_WORK TO BE COMPLETED_
Go through the listing and pick out each line with the word "COMPETENCIAS" in it.

Data entries:
^^^^^^^^^^^^^^^^
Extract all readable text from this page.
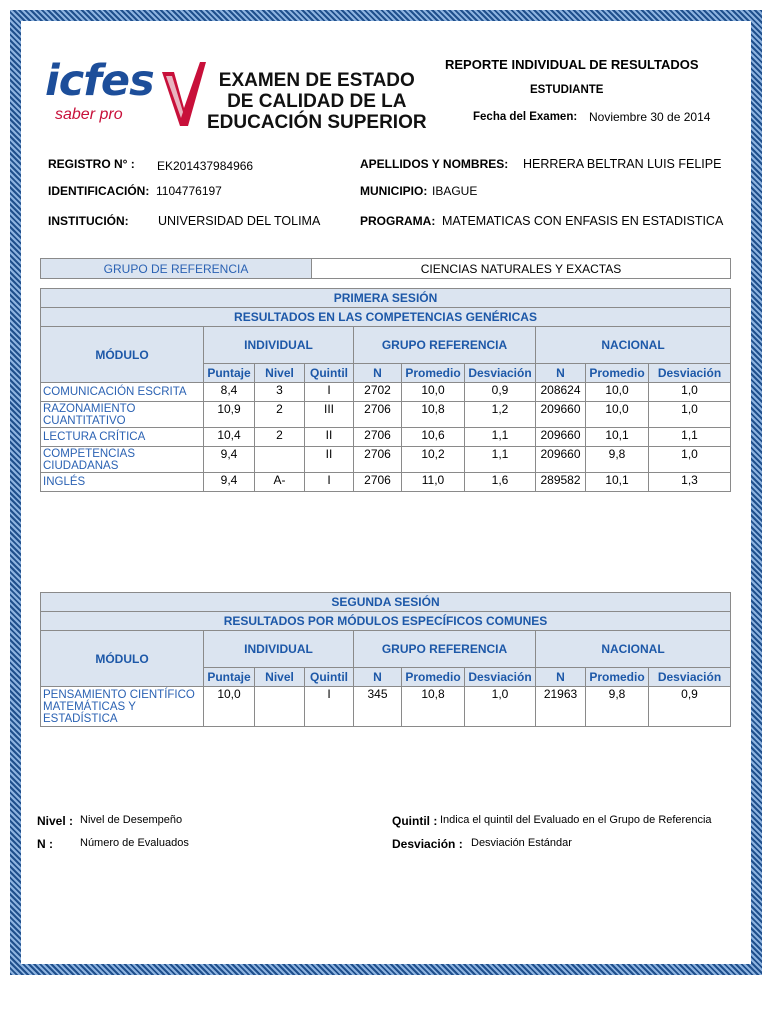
icfes
saber pro
EXAMEN DE ESTADO
DE CALIDAD DE LA
EDUCACIÓN SUPERIOR
REPORTE INDIVIDUAL DE RESULTADOS
ESTUDIANTE
Fecha del Examen: Noviembre 30 de 2014
REGISTRO N° : EK201437984966	APELLIDOS Y NOMBRES: HERRERA BELTRAN LUIS FELIPE
IDENTIFICACIÓN: 1104776197	MUNICIPIO: IBAGUE
INSTITUCIÓN: UNIVERSIDAD DEL TOLIMA	PROGRAMA: MATEMATICAS CON ENFASIS EN ESTADISTICA
GRUPO DE REFERENCIA	CIENCIAS NATURALES Y EXACTAS
PRIMERA SESIÓN									
RESULTADOS EN LAS COMPETENCIAS GENÉRICAS									
MÓDULO	INDIVIDUAL			GRUPO REFERENCIA			NACIONAL		
	Puntaje	Nivel	Quintil	N	Promedio	Desviación	N	Promedio	Desviación
COMUNICACIÓN ESCRITA	8,4	3	I	2702	10,0	0,9	208624	10,0	1,0
RAZONAMIENTO CUANTITATIVO	10,9	2	III	2706	10,8	1,2	209660	10,0	1,0
LECTURA CRÍTICA	10,4	2	II	2706	10,6	1,1	209660	10,1	1,1
COMPETENCIAS CIUDADANAS	9,4		II	2706	10,2	1,1	209660	9,8	1,0
INGLÉS	9,4	A-	I	2706	11,0	1,6	289582	10,1	1,3
SEGUNDA SESIÓN									
RESULTADOS POR MÓDULOS ESPECÍFICOS COMUNES									
MÓDULO	INDIVIDUAL			GRUPO REFERENCIA			NACIONAL		
	Puntaje	Nivel	Quintil	N	Promedio	Desviación	N	Promedio	Desviación
PENSAMIENTO CIENTÍFICO MATEMÁTICAS Y ESTADÍSTICA	10,0		I	345	10,8	1,0	21963	9,8	0,9
Nivel : Nivel de Desempeño
N : Número de Evaluados
Quintil : Indica el quintil del Evaluado en el Grupo de Referencia
Desviación : Desviación Estándar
^^^^^^^^^^^^^^^^
_RESPONSE TO THE TASK_
RESULTADOS EN LAS COMPETENCIAS GENÉRICAS									
COMPETENCIAS CIUDADANAS	9,4		II	2706	10,2	1,1	209660	9,8	1,0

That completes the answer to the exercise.